==== Task input

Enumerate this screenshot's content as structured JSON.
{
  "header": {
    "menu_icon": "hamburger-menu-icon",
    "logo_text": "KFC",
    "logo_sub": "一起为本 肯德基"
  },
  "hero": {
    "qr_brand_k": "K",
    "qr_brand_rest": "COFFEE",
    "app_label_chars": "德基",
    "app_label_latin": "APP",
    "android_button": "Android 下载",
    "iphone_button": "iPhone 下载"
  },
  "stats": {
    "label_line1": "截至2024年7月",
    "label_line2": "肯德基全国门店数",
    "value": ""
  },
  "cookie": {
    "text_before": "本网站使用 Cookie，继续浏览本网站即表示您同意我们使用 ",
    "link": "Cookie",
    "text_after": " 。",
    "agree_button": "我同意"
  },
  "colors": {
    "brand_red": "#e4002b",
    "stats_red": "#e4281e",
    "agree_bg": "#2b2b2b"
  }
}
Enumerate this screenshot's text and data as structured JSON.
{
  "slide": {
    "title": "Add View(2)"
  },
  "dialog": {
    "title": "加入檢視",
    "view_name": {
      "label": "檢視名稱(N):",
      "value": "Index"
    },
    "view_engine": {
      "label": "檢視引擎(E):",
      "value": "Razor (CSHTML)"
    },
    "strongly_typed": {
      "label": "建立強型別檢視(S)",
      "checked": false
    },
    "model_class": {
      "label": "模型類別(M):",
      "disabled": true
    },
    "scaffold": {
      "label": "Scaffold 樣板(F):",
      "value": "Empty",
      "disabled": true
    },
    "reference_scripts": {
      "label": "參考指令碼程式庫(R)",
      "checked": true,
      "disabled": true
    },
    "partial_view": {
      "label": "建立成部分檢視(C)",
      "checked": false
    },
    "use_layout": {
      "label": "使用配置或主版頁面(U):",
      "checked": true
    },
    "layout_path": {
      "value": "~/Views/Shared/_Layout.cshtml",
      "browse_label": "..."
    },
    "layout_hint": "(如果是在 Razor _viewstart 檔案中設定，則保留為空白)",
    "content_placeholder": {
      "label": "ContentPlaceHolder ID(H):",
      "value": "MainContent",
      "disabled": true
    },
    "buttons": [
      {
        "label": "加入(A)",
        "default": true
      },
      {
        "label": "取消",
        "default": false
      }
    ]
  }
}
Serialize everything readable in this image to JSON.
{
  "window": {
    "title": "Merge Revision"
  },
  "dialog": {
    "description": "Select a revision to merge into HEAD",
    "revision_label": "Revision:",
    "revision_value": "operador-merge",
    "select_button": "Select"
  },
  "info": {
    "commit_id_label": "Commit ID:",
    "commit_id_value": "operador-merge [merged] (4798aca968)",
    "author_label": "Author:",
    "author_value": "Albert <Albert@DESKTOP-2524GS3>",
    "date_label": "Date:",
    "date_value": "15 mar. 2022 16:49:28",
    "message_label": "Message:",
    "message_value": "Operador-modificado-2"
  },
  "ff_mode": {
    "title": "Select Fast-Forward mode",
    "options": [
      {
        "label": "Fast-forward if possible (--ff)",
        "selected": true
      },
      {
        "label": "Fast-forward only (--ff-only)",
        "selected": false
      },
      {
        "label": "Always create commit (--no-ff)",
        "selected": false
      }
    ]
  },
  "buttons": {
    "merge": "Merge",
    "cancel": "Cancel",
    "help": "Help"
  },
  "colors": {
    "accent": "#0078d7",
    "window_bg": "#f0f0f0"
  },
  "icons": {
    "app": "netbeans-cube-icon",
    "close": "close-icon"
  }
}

========

Task objective. Reproduce the records above exactly, starting with the line that contains "Serialize everything readable" and ending with the last line.

Problem solution.
Serialize everything readable in this image to JSON.
{
  "window": {
    "title": "Merge Revision"
  },
  "dialog": {
    "description": "Select a revision to merge into HEAD",
    "revision_label": "Revision:",
    "revision_value": "operador-merge",
    "select_button": "Select"
  },
  "info": {
    "commit_id_label": "Commit ID:",
    "commit_id_value": "operador-merge [merged] (4798aca968)",
    "author_label": "Author:",
    "author_value": "Albert <Albert@DESKTOP-2524GS3>",
    "date_label": "Date:",
    "date_value": "15 mar. 2022 16:49:28",
    "message_label": "Message:",
    "message_value": "Operador-modificado-2"
  },
  "ff_mode": {
    "title": "Select Fast-Forward mode",
    "options": [
      {
        "label": "Fast-forward if possible (--ff)",
        "selected": true
      },
      {
        "label": "Fast-forward only (--ff-only)",
        "selected": false
      },
      {
        "label": "Always create commit (--no-ff)",
        "selected": false
      }
    ]
  },
  "buttons": {
    "merge": "Merge",
    "cancel": "Cancel",
    "help": "Help"
  },
  "colors": {
    "accent": "#0078d7",
    "window_bg": "#f0f0f0"
  },
  "icons": {
    "app": "netbeans-cube-icon",
    "close": "close-icon"
  }
}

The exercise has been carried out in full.